**Exercise requirements**. Leave the pictures out and print every record below exactly as it stands.
----------
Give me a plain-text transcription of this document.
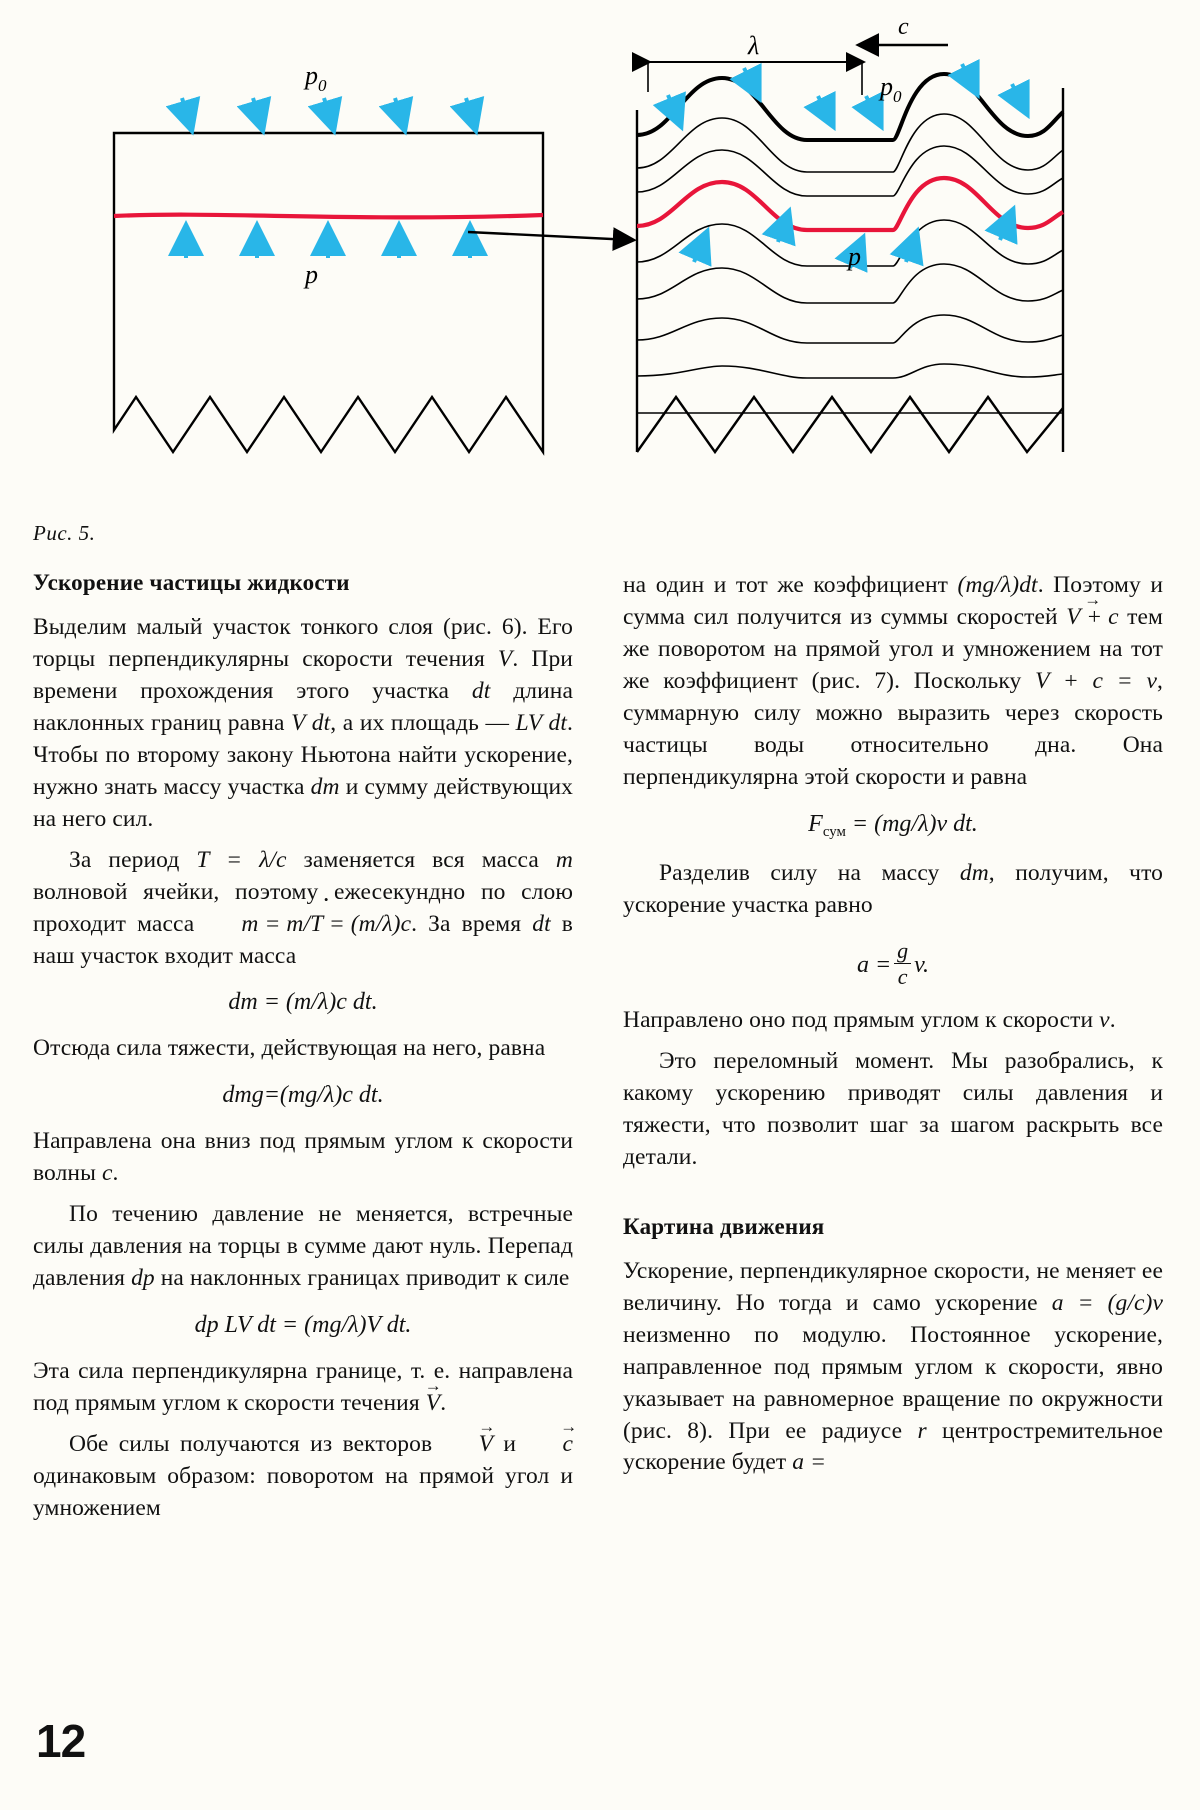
$p_0$
p
λ
c
$p_0$
p
Рис. 5.
Ускорение частицы жидкости

Выделим малый участок тонкого слоя (рис. 6). Его торцы перпендикулярны скорости течения V. При времени прохождения этого участка dt длина наклонных границ равна V dt, а их площадь — LV dt. Чтобы по второму закону Ньютона найти ускорение, нужно знать массу участка dm и сумму действующих на него сил.

За период T = λ/c заменяется вся масса m волновой ячейки, поэтому ежесекундно по слою проходит масса m = m/T = (m/λ)c ·. За время dt в наш участок входит масса

dm = (m/λ)c dt.

Отсюда сила тяжести, действующая на него, равна

dmg=(mg/λ)c dt.

Направлена она вниз под прямым углом к скорости волны c.

По течению давление не меняется, встречные силы давления на торцы в сумме дают нуль. Перепад давления dp на наклонных границах приводит к силе

dp LV dt = (mg/λ)V dt.

Эта сила перпендикулярна границе, т. е. направлена под прямым углом к скорости течения V →.

Обе силы получаются из векторов V → и c → одинаковым образом: поворотом на прямой угол и умножением

на один и тот же коэффициент (mg/λ)dt. Поэтому и сумма сил получится из суммы скоростей V + c → тем же поворотом на прямой угол и умножением на тот же коэффициент (рис. 7). Поскольку V + c = v, суммарную силу можно выразить через скорость частицы воды относительно дна. Она перпендикулярна этой скорости и равна

$F_{сум} = (mg/\lambda)v$ dt.

Разделив силу на массу dm, получим, что ускорение участка равно

$a = \frac{g}{c} v$.

Направлено оно под прямым углом к скорости v.

Это переломный момент. Мы разобрались, к какому ускорению приводят силы давления и тяжести, что позволит шаг за шагом раскрыть все детали.

Картина движения

Ускорение, перпендикулярное скорости, не меняет ее величину. Но тогда и само ускорение a = (g/c)v неизменно по модулю. Постоянное ускорение, направленное под прямым углом к скорости, явно указывает на равномерное вращение по окружности (рис. 8). При ее радиусе r центростремительное ускорение будет a =

12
----------
**Exercise response**.
Give me a plain-text transcription of this document.
$p_0$
p
λ
c
$p_0$
p
Рис. 5.
Ускорение частицы жидкости

Выделим малый участок тонкого слоя (рис. 6). Его торцы перпендикулярны скорости течения V. При времени прохождения этого участка dt длина наклонных границ равна V dt, а их площадь — LV dt. Чтобы по второму закону Ньютона найти ускорение, нужно знать массу участка dm и сумму действующих на него сил.

За период T = λ/c заменяется вся масса m волновой ячейки, поэтому ежесекундно по слою проходит масса m = m/T = (m/λ)c ·. За время dt в наш участок входит масса

dm = (m/λ)c dt.

Отсюда сила тяжести, действующая на него, равна

dmg=(mg/λ)c dt.

Направлена она вниз под прямым углом к скорости волны c.

По течению давление не меняется, встречные силы давления на торцы в сумме дают нуль. Перепад давления dp на наклонных границах приводит к силе

dp LV dt = (mg/λ)V dt.

Эта сила перпендикулярна границе, т. е. направлена под прямым углом к скорости течения V →.

Обе силы получаются из векторов V → и c → одинаковым образом: поворотом на прямой угол и умножением

на один и тот же коэффициент (mg/λ)dt. Поэтому и сумма сил получится из суммы скоростей V + c → тем же поворотом на прямой угол и умножением на тот же коэффициент (рис. 7). Поскольку V + c = v, суммарную силу можно выразить через скорость частицы воды относительно дна. Она перпендикулярна этой скорости и равна

$F_{сум} = (mg/\lambda)v$ dt.

Разделив силу на массу dm, получим, что ускорение участка равно

$a = \frac{g}{c} v$.

Направлено оно под прямым углом к скорости v.

Это переломный момент. Мы разобрались, к какому ускорению приводят силы давления и тяжести, что позволит шаг за шагом раскрыть все детали.

Картина движения

Ускорение, перпендикулярное скорости, не меняет ее величину. Но тогда и само ускорение a = (g/c)v неизменно по модулю. Постоянное ускорение, направленное под прямым углом к скорости, явно указывает на равномерное вращение по окружности (рис. 8). При ее радиусе r центростремительное ускорение будет a =

12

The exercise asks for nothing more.